### TASK DETAILS
Work out how many lines of the listing hold the string "JSON", then answer with that number and nothing else.

### Stored entries
--*--

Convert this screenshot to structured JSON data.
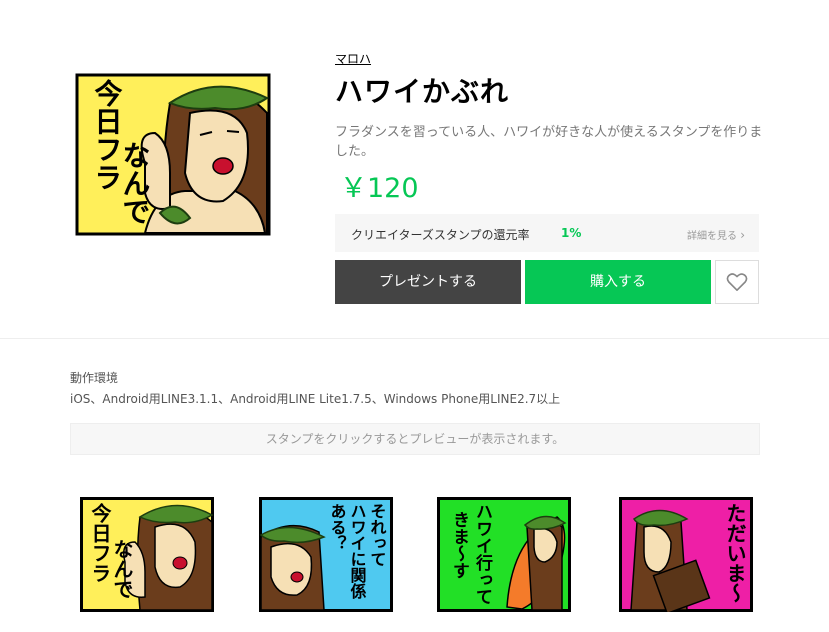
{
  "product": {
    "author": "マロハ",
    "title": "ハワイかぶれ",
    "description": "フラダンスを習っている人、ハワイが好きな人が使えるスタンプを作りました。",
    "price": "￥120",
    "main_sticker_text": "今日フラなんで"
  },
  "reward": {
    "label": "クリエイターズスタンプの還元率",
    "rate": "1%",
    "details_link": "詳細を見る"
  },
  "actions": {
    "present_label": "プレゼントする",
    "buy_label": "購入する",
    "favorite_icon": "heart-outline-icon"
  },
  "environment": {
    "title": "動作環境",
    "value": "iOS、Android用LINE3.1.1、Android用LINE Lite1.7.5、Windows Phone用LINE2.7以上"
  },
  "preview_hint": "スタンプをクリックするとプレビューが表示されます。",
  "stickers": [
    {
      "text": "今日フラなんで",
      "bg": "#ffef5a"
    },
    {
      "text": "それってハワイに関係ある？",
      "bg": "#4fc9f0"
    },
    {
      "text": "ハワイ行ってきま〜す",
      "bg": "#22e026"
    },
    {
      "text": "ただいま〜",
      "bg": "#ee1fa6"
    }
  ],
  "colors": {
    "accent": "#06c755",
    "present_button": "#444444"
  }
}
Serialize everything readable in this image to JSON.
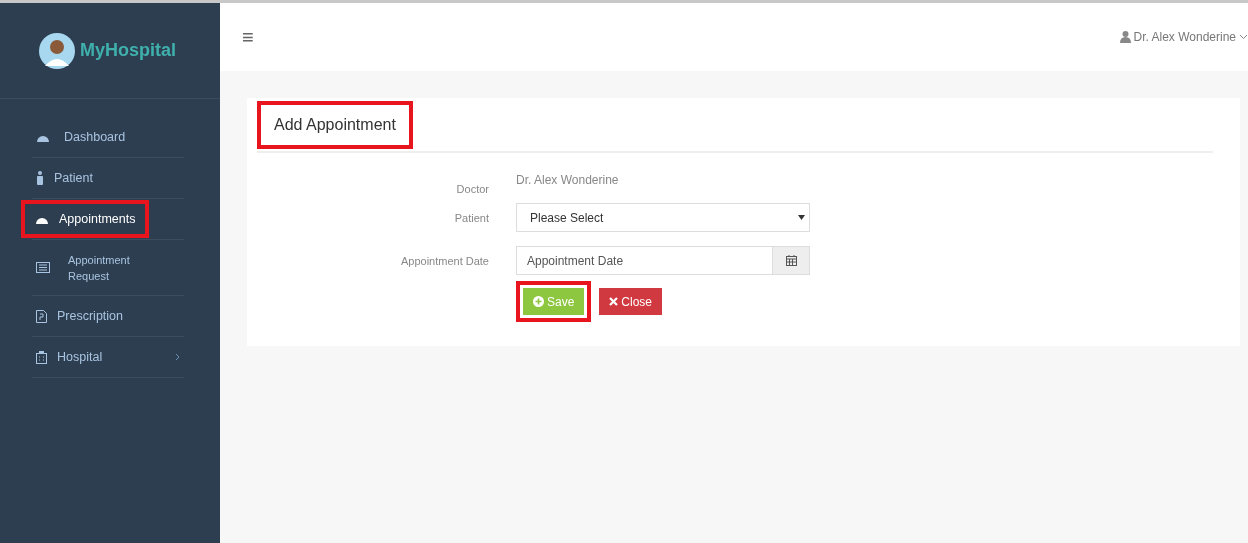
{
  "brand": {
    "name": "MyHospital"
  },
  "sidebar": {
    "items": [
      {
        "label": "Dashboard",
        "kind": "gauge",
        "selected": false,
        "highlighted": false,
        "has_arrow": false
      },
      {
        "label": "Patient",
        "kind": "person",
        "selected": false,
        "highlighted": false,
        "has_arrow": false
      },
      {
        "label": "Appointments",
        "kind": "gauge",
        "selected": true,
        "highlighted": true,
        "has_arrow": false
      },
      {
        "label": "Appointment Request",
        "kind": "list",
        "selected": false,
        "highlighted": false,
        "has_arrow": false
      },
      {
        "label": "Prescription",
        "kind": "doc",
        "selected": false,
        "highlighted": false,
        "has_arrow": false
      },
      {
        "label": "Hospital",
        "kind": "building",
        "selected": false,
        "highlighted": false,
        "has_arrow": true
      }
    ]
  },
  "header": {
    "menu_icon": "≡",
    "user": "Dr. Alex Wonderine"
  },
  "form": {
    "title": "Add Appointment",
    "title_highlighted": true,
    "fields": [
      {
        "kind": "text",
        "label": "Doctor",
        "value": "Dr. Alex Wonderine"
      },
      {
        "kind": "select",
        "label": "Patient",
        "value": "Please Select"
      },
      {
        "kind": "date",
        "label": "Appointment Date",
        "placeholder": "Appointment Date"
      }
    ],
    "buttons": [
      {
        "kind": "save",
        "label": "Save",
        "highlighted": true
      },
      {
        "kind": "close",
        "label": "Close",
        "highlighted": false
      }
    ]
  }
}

--*--

### TASK OUTPUT
2